▶ [WHAT THE TASK ASKS]:
Update the rows below by changing every "star-icon" to "star-glyph", and reproduce them with all other text unchanged. Omit the pictures from your output.

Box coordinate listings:
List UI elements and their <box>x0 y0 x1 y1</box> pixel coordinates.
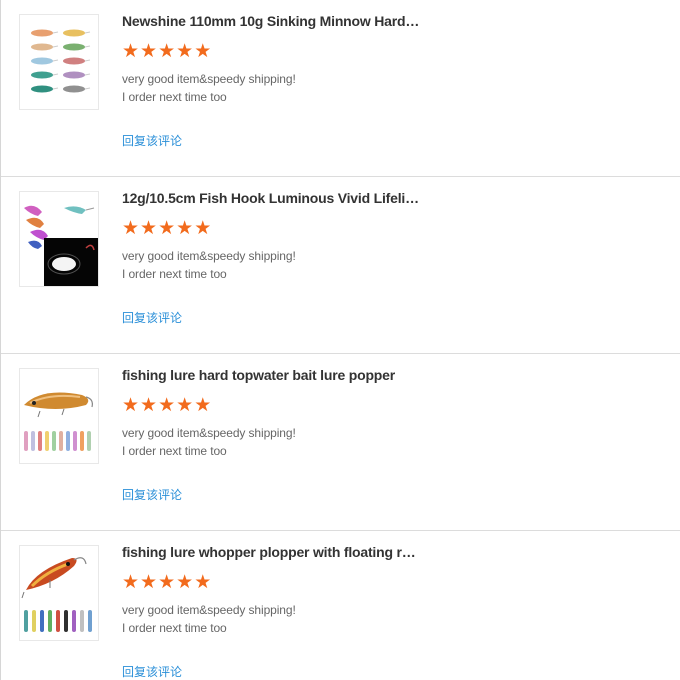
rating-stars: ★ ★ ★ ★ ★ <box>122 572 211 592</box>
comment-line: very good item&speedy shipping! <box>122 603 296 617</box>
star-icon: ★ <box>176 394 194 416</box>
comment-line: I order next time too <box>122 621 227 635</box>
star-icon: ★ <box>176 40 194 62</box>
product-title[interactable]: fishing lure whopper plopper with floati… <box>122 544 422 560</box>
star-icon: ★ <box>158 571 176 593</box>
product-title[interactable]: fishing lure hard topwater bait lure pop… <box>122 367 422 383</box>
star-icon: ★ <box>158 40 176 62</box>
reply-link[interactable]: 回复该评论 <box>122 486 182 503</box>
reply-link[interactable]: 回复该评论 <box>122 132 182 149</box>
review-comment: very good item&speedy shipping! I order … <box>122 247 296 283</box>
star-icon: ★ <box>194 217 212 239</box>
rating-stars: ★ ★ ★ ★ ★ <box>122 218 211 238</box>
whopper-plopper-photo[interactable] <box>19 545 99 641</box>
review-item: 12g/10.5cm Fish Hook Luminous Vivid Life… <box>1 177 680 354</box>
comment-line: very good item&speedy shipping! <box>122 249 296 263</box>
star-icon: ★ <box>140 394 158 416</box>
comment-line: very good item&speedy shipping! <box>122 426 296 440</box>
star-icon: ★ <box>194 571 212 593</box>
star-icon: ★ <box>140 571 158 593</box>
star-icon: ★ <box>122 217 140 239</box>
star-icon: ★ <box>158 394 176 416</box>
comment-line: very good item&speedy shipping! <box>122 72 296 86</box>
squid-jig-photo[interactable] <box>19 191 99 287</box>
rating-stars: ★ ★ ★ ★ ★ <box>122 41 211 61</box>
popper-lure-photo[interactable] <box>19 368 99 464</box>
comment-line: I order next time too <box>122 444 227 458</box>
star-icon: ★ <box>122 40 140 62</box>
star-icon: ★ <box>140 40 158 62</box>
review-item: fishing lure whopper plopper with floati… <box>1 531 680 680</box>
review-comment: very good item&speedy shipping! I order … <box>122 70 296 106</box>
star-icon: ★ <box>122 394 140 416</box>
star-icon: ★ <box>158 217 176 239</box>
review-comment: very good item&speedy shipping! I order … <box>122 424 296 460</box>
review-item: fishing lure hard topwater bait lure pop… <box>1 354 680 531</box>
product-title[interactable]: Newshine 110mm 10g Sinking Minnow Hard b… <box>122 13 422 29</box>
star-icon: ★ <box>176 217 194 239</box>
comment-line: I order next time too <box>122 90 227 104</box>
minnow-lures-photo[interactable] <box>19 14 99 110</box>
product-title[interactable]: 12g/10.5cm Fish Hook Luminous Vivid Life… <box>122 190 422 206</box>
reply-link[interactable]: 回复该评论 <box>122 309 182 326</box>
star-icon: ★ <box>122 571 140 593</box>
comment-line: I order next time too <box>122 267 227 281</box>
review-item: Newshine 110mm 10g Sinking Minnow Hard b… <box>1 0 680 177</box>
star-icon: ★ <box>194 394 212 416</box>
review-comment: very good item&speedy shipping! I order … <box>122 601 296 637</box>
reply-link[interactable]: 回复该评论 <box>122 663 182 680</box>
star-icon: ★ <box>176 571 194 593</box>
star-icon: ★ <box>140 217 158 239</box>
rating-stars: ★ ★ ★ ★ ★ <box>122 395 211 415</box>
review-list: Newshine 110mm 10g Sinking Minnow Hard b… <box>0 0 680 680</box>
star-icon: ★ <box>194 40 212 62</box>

▶ [FINAL RESULT]:
List UI elements and their <box>x0 y0 x1 y1</box> pixel coordinates.
rating-stars: ★ ★ ★ ★ ★ <box>122 572 211 592</box>
comment-line: very good item&speedy shipping! <box>122 603 296 617</box>
star-glyph: ★ <box>176 394 194 416</box>
comment-line: I order next time too <box>122 621 227 635</box>
star-glyph: ★ <box>176 40 194 62</box>
product-title[interactable]: fishing lure whopper plopper with floati… <box>122 544 422 560</box>
star-glyph: ★ <box>158 571 176 593</box>
product-title[interactable]: fishing lure hard topwater bait lure pop… <box>122 367 422 383</box>
star-glyph: ★ <box>158 40 176 62</box>
reply-link[interactable]: 回复该评论 <box>122 486 182 503</box>
reply-link[interactable]: 回复该评论 <box>122 132 182 149</box>
review-comment: very good item&speedy shipping! I order … <box>122 247 296 283</box>
star-glyph: ★ <box>194 217 212 239</box>
rating-stars: ★ ★ ★ ★ ★ <box>122 218 211 238</box>
whopper-plopper-photo[interactable] <box>19 545 99 641</box>
review-item: 12g/10.5cm Fish Hook Luminous Vivid Life… <box>1 177 680 354</box>
comment-line: very good item&speedy shipping! <box>122 249 296 263</box>
star-glyph: ★ <box>140 394 158 416</box>
comment-line: very good item&speedy shipping! <box>122 426 296 440</box>
star-glyph: ★ <box>194 571 212 593</box>
star-glyph: ★ <box>140 571 158 593</box>
star-glyph: ★ <box>122 217 140 239</box>
star-glyph: ★ <box>158 394 176 416</box>
comment-line: very good item&speedy shipping! <box>122 72 296 86</box>
squid-jig-photo[interactable] <box>19 191 99 287</box>
rating-stars: ★ ★ ★ ★ ★ <box>122 41 211 61</box>
popper-lure-photo[interactable] <box>19 368 99 464</box>
comment-line: I order next time too <box>122 444 227 458</box>
star-glyph: ★ <box>122 40 140 62</box>
star-glyph: ★ <box>140 40 158 62</box>
review-item: fishing lure whopper plopper with floati… <box>1 531 680 680</box>
review-comment: very good item&speedy shipping! I order … <box>122 70 296 106</box>
star-glyph: ★ <box>122 394 140 416</box>
star-glyph: ★ <box>158 217 176 239</box>
review-comment: very good item&speedy shipping! I order … <box>122 424 296 460</box>
review-item: fishing lure hard topwater bait lure pop… <box>1 354 680 531</box>
product-title[interactable]: Newshine 110mm 10g Sinking Minnow Hard b… <box>122 13 422 29</box>
star-glyph: ★ <box>176 217 194 239</box>
comment-line: I order next time too <box>122 90 227 104</box>
minnow-lures-photo[interactable] <box>19 14 99 110</box>
product-title[interactable]: 12g/10.5cm Fish Hook Luminous Vivid Life… <box>122 190 422 206</box>
reply-link[interactable]: 回复该评论 <box>122 309 182 326</box>
star-glyph: ★ <box>122 571 140 593</box>
comment-line: I order next time too <box>122 267 227 281</box>
review-item: Newshine 110mm 10g Sinking Minnow Hard b… <box>1 0 680 177</box>
star-glyph: ★ <box>194 394 212 416</box>
review-comment: very good item&speedy shipping! I order … <box>122 601 296 637</box>
reply-link[interactable]: 回复该评论 <box>122 663 182 680</box>
star-glyph: ★ <box>176 571 194 593</box>
star-glyph: ★ <box>140 217 158 239</box>
rating-stars: ★ ★ ★ ★ ★ <box>122 395 211 415</box>
review-list: Newshine 110mm 10g Sinking Minnow Hard b… <box>0 0 680 680</box>
star-glyph: ★ <box>194 40 212 62</box>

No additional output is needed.